══ ENTRIES SUPPLIED

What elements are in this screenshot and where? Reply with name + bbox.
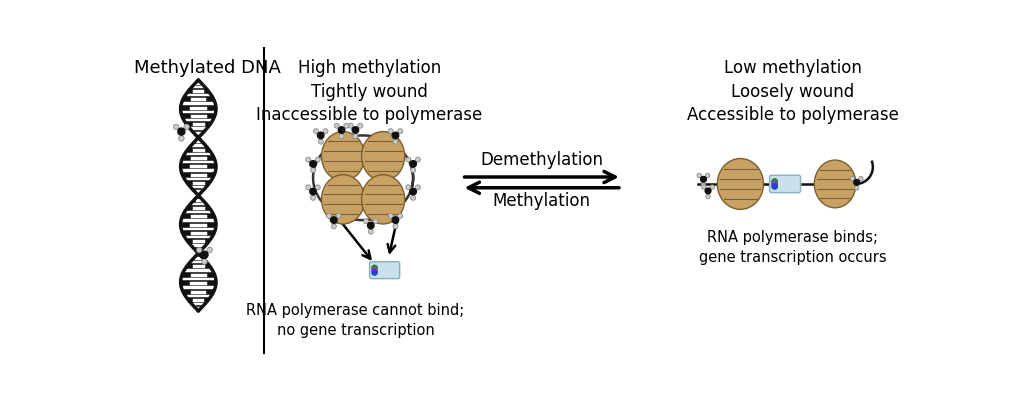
Circle shape — [368, 222, 374, 229]
Circle shape — [410, 189, 417, 195]
Circle shape — [388, 213, 393, 218]
Circle shape — [369, 229, 374, 234]
Circle shape — [701, 185, 706, 189]
Circle shape — [331, 217, 337, 224]
Circle shape — [306, 185, 310, 190]
Circle shape — [392, 132, 398, 139]
Circle shape — [392, 217, 398, 224]
Circle shape — [859, 176, 863, 181]
Circle shape — [310, 168, 315, 173]
Circle shape — [173, 124, 179, 129]
Circle shape — [397, 129, 402, 134]
Circle shape — [393, 139, 398, 144]
Circle shape — [706, 188, 711, 194]
Circle shape — [393, 224, 398, 229]
Circle shape — [315, 157, 321, 162]
Circle shape — [315, 185, 321, 190]
Text: Low methylation
Loosely wound
Accessible to polymerase: Low methylation Loosely wound Accessible… — [687, 59, 899, 124]
Circle shape — [318, 139, 324, 144]
Text: RNA polymerase binds;
gene transcription occurs: RNA polymerase binds; gene transcription… — [699, 230, 887, 265]
Circle shape — [364, 219, 369, 224]
Circle shape — [336, 213, 341, 218]
Circle shape — [332, 224, 336, 229]
Circle shape — [373, 219, 378, 224]
Ellipse shape — [322, 131, 365, 181]
Circle shape — [207, 247, 212, 253]
Ellipse shape — [717, 158, 764, 209]
Circle shape — [772, 179, 777, 184]
Circle shape — [313, 129, 318, 134]
Circle shape — [306, 157, 310, 162]
Circle shape — [310, 195, 315, 200]
Circle shape — [772, 181, 777, 187]
Circle shape — [334, 123, 339, 128]
FancyBboxPatch shape — [370, 262, 399, 279]
Circle shape — [850, 176, 855, 181]
Circle shape — [197, 247, 202, 253]
Circle shape — [327, 213, 332, 218]
Ellipse shape — [361, 131, 404, 181]
Circle shape — [411, 195, 416, 200]
Circle shape — [406, 157, 411, 162]
Circle shape — [178, 136, 184, 141]
Circle shape — [411, 168, 416, 173]
Circle shape — [339, 134, 344, 139]
Text: Methylation: Methylation — [493, 193, 591, 210]
Circle shape — [178, 128, 185, 135]
Circle shape — [700, 176, 707, 182]
FancyBboxPatch shape — [770, 175, 801, 193]
Ellipse shape — [361, 175, 404, 224]
Circle shape — [310, 161, 316, 167]
Circle shape — [416, 185, 421, 190]
Circle shape — [697, 173, 701, 178]
Circle shape — [372, 268, 377, 273]
Circle shape — [357, 123, 362, 128]
Circle shape — [323, 129, 328, 134]
Circle shape — [388, 129, 393, 134]
Circle shape — [710, 185, 715, 189]
Circle shape — [317, 132, 324, 139]
Circle shape — [310, 189, 316, 195]
Text: RNA polymerase cannot bind;
no gene transcription: RNA polymerase cannot bind; no gene tran… — [247, 303, 465, 338]
Circle shape — [397, 213, 402, 218]
Circle shape — [353, 134, 357, 139]
Circle shape — [410, 161, 417, 167]
Circle shape — [706, 173, 710, 178]
Circle shape — [201, 251, 208, 258]
Circle shape — [406, 185, 411, 190]
Circle shape — [372, 265, 377, 270]
Text: Demethylation: Demethylation — [480, 151, 603, 169]
Circle shape — [202, 259, 207, 264]
Circle shape — [348, 123, 353, 128]
Circle shape — [352, 127, 358, 133]
Circle shape — [184, 124, 189, 129]
Text: Methylated DNA: Methylated DNA — [134, 59, 281, 77]
Text: High methylation
Tightly wound
Inaccessible to polymerase: High methylation Tightly wound Inaccessi… — [256, 59, 482, 124]
Circle shape — [772, 184, 777, 189]
Circle shape — [338, 127, 345, 133]
Circle shape — [372, 270, 377, 275]
Circle shape — [706, 194, 711, 198]
Circle shape — [701, 183, 706, 187]
Circle shape — [344, 123, 349, 128]
Ellipse shape — [322, 175, 365, 224]
Circle shape — [854, 179, 859, 185]
Circle shape — [416, 157, 421, 162]
Ellipse shape — [814, 160, 856, 208]
Circle shape — [854, 186, 859, 190]
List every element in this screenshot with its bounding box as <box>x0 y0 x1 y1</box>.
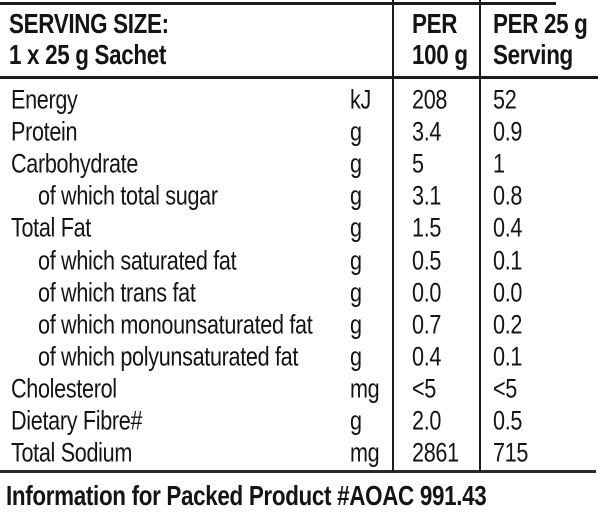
row-per100-value: 2861 <box>412 437 459 468</box>
row-unit: g <box>350 212 362 243</box>
row-label: of which saturated fat <box>38 245 237 276</box>
row-per25-value: 0.4 <box>493 212 523 243</box>
nutrient-rows: Energy kJ 208 52 Protein g 3.4 0.9 Carbo… <box>0 84 600 469</box>
row-per25-value: 0.5 <box>493 405 523 436</box>
row-per100-value: 0.5 <box>412 245 442 276</box>
row-unit: g <box>350 341 362 372</box>
per-100g-header-line1: PER <box>412 8 458 39</box>
row-label: of which monounsaturated fat <box>38 309 313 340</box>
table-row-total-fat: Total Fat g 1.5 0.4 <box>0 212 600 244</box>
row-unit: mg <box>350 437 380 468</box>
table-row-total-sugar: of which total sugar g 3.1 0.8 <box>0 180 600 212</box>
per-100g-column-header: PER 100 g <box>412 8 482 70</box>
row-label: of which total sugar <box>38 180 218 211</box>
table-row-energy: Energy kJ 208 52 <box>0 84 600 116</box>
row-unit: g <box>350 309 362 340</box>
row-per100-value: 0.0 <box>412 277 442 308</box>
column-divider-per100 <box>392 0 394 472</box>
row-per25-value: 715 <box>493 437 529 468</box>
table-row-cholesterol: Cholesterol mg <5 <5 <box>0 373 600 405</box>
table-row-polyunsaturated-fat: of which polyunsaturated fat g 0.4 0.1 <box>0 341 600 373</box>
row-per100-value: 3.1 <box>412 180 442 211</box>
header-bottom-rule <box>0 76 598 79</box>
row-per25-value: <5 <box>493 373 517 404</box>
row-label: Protein <box>11 116 78 147</box>
row-per25-value: 52 <box>493 84 517 115</box>
row-unit: g <box>350 180 362 211</box>
column-divider-per25 <box>479 0 481 472</box>
row-label: Dietary Fibre# <box>11 405 143 436</box>
table-row-dietary-fibre: Dietary Fibre# g 2.0 0.5 <box>0 405 600 437</box>
per-25g-column-header: PER 25 g Serving <box>493 8 600 70</box>
footer-separator-rule <box>0 470 596 473</box>
serving-size-title: SERVING SIZE: <box>9 8 169 39</box>
row-per25-value: 0.8 <box>493 180 523 211</box>
row-unit: g <box>350 245 362 276</box>
footnote-text: Information for Packed Product #AOAC 991… <box>6 480 487 511</box>
table-row-protein: Protein g 3.4 0.9 <box>0 116 600 148</box>
row-label: of which polyunsaturated fat <box>38 341 299 372</box>
row-per100-value: <5 <box>412 373 436 404</box>
row-per25-value: 0.2 <box>493 309 523 340</box>
row-unit: kJ <box>350 84 371 115</box>
row-per100-value: 0.4 <box>412 341 442 372</box>
serving-size-subtitle: 1 x 25 g Sachet <box>9 39 167 70</box>
table-top-rule <box>0 2 556 5</box>
row-per25-value: 0.1 <box>493 245 523 276</box>
row-label: Cholesterol <box>11 373 117 404</box>
per-25g-header-line1: PER 25 g <box>493 8 588 39</box>
row-per25-value: 0.9 <box>493 116 523 147</box>
row-label: Total Fat <box>11 212 91 243</box>
row-unit: g <box>350 277 362 308</box>
packed-product-footnote: Information for Packed Product #AOAC 991… <box>6 480 600 512</box>
per-100g-header-line2: 100 g <box>412 39 468 70</box>
serving-size-header: SERVING SIZE: 1 x 25 g Sachet <box>9 8 209 70</box>
row-per100-value: 5 <box>412 148 424 179</box>
row-per25-value: 0.1 <box>493 341 523 372</box>
row-per100-value: 208 <box>412 84 448 115</box>
row-per100-value: 0.7 <box>412 309 442 340</box>
row-label: Carbohydrate <box>11 148 139 179</box>
row-unit: mg <box>350 373 380 404</box>
table-row-trans-fat: of which trans fat g 0.0 0.0 <box>0 277 600 309</box>
table-row-saturated-fat: of which saturated fat g 0.5 0.1 <box>0 244 600 276</box>
row-per100-value: 1.5 <box>412 212 442 243</box>
row-label: Energy <box>11 84 78 115</box>
row-unit: g <box>350 148 362 179</box>
table-row-carbohydrate: Carbohydrate g 5 1 <box>0 148 600 180</box>
row-per25-value: 1 <box>493 148 505 179</box>
table-row-monounsaturated-fat: of which monounsaturated fat g 0.7 0.2 <box>0 309 600 341</box>
per-25g-header-line2: Serving <box>493 39 573 70</box>
row-label: Total Sodium <box>11 437 133 468</box>
row-unit: g <box>350 116 362 147</box>
row-unit: g <box>350 405 362 436</box>
row-per100-value: 2.0 <box>412 405 442 436</box>
row-per100-value: 3.4 <box>412 116 442 147</box>
row-label: of which trans fat <box>38 277 196 308</box>
table-row-total-sodium: Total Sodium mg 2861 715 <box>0 437 600 469</box>
row-per25-value: 0.0 <box>493 277 523 308</box>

════

**PROBLEM DETAILS**
Find the number of lines in the material above that contain the word "Cholesterol"; write that number and nothing else.

**RESULT**
2